## Data rows
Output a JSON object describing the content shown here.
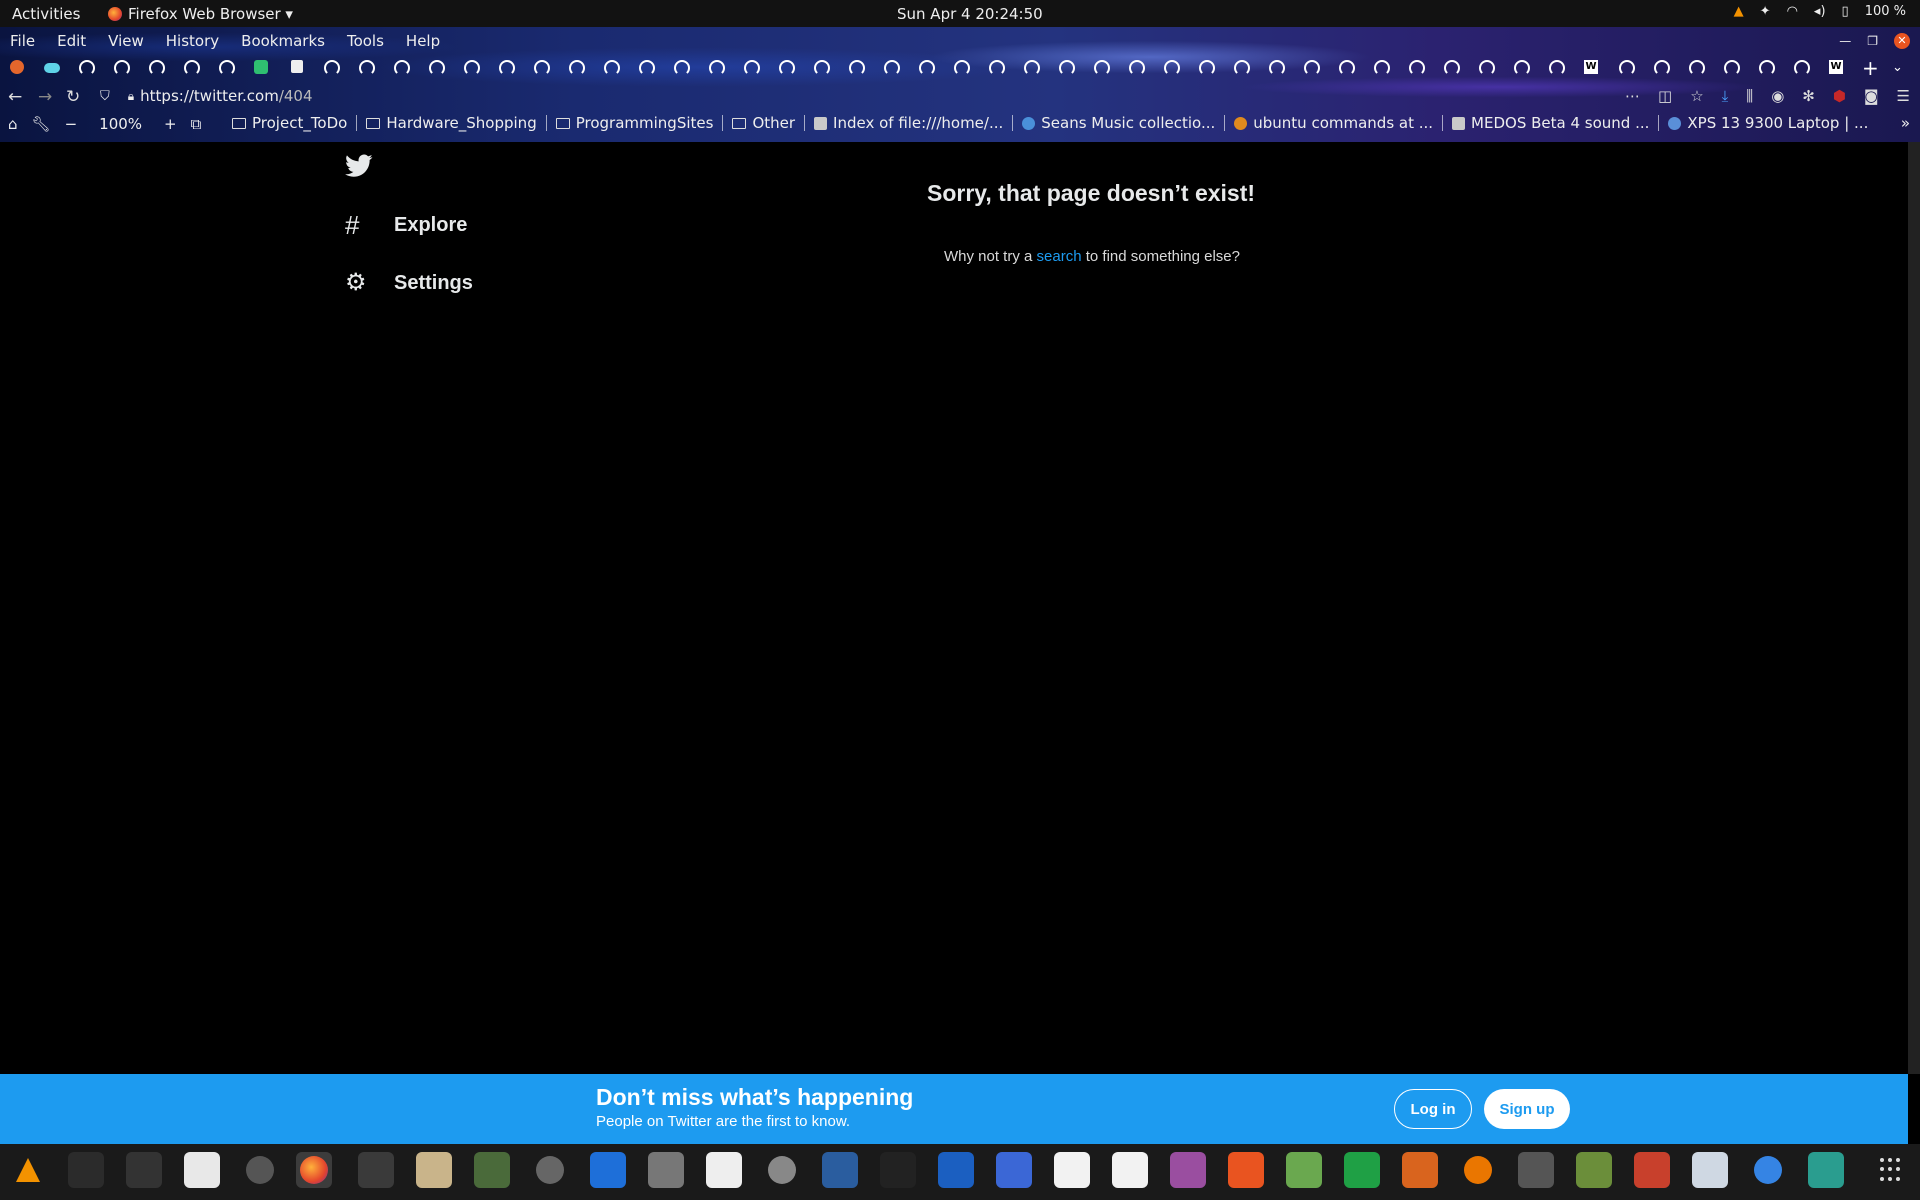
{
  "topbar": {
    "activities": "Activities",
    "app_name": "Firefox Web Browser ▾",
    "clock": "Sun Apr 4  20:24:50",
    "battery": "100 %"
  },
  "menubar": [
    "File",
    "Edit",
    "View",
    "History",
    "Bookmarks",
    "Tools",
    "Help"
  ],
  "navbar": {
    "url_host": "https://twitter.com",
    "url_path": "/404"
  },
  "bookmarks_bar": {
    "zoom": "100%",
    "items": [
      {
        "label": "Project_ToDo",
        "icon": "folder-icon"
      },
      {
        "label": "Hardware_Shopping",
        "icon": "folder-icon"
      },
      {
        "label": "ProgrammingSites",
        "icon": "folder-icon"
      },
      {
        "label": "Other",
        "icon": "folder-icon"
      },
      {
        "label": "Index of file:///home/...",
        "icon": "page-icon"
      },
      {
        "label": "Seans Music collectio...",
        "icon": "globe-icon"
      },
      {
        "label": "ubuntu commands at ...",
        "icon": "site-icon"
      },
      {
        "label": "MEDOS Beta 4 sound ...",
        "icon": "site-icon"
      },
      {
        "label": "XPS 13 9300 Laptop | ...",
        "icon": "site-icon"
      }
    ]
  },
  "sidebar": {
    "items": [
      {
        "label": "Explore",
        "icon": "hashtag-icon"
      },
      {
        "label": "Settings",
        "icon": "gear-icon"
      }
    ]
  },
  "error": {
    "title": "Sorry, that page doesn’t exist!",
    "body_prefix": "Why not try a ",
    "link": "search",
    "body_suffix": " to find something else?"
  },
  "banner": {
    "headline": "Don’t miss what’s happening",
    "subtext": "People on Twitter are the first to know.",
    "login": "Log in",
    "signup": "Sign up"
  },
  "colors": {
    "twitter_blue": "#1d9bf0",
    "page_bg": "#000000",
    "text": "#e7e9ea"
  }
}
* * *
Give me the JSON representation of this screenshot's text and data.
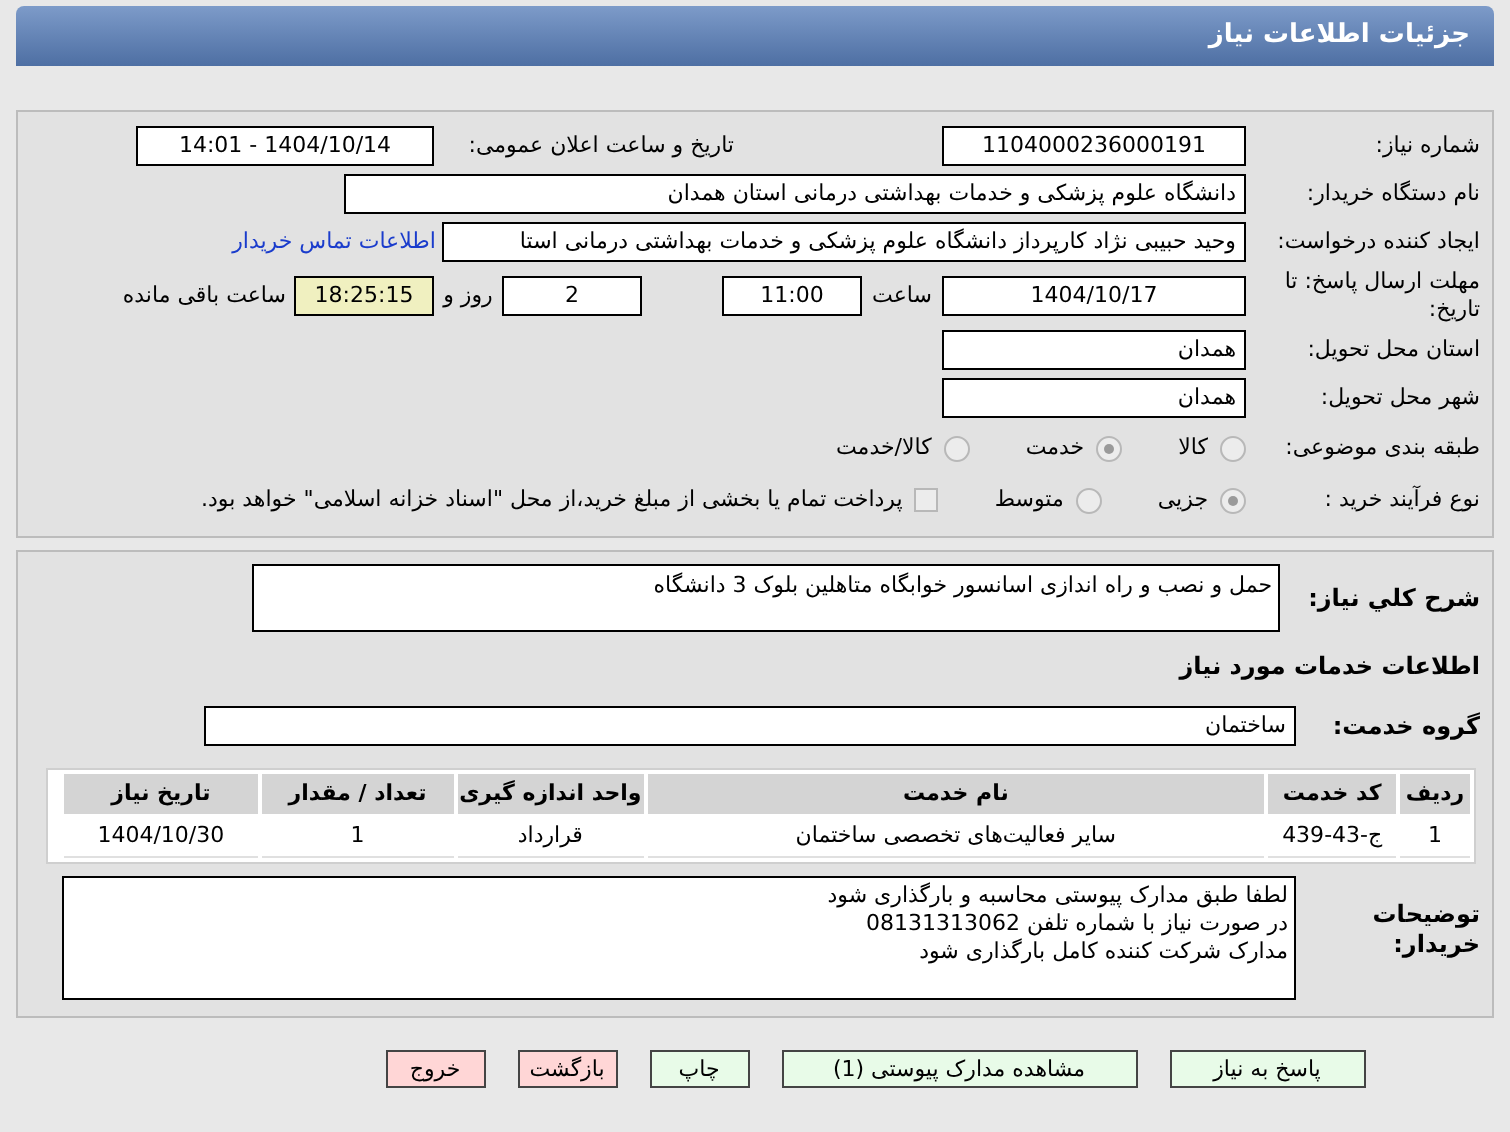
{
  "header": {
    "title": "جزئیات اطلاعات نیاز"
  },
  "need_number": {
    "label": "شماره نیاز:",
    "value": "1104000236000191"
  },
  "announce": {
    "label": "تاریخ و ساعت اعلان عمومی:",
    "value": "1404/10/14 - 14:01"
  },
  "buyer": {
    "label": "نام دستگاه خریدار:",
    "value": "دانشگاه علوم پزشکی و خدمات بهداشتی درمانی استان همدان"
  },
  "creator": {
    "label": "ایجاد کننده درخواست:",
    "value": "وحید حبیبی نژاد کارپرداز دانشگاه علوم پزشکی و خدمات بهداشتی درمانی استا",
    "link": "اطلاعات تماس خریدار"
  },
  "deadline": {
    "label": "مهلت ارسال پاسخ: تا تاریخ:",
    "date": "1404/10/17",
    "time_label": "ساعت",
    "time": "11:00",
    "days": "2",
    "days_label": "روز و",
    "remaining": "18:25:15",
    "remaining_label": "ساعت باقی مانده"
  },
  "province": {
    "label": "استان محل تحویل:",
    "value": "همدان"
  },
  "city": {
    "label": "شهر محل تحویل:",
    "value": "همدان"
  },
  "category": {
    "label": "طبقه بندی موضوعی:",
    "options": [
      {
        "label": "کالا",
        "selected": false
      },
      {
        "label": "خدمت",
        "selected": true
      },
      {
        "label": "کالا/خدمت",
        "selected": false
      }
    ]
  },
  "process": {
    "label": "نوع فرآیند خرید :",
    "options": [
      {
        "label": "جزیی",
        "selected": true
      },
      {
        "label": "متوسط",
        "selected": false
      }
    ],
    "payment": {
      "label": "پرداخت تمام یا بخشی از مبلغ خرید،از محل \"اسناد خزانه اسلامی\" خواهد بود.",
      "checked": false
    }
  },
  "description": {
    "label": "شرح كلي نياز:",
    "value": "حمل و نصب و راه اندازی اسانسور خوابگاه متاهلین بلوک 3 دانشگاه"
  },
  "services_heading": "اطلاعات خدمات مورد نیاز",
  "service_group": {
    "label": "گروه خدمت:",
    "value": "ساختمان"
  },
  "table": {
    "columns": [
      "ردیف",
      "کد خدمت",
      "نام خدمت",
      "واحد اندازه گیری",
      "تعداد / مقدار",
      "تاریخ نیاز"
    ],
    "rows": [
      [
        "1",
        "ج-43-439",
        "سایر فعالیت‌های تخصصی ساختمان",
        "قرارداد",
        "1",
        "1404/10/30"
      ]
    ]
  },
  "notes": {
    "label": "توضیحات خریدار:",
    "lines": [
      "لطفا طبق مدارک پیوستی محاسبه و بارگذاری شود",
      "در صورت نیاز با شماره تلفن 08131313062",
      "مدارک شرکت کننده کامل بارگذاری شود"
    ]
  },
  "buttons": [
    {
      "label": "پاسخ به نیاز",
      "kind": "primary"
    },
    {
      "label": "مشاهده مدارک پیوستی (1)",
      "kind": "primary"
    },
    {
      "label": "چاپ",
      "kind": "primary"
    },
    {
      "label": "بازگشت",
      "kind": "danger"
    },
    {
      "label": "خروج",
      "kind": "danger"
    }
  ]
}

## Aim
Pull out every line in the data above that has the word "درمانی".

## Exercise response
    "value": "دانشگاه علوم پزشکی و خدمات بهداشتی درمانی استان همدان"
    "value": "وحید حبیبی نژاد کارپرداز دانشگاه علوم پزشکی و خدمات بهداشتی درمانی استا",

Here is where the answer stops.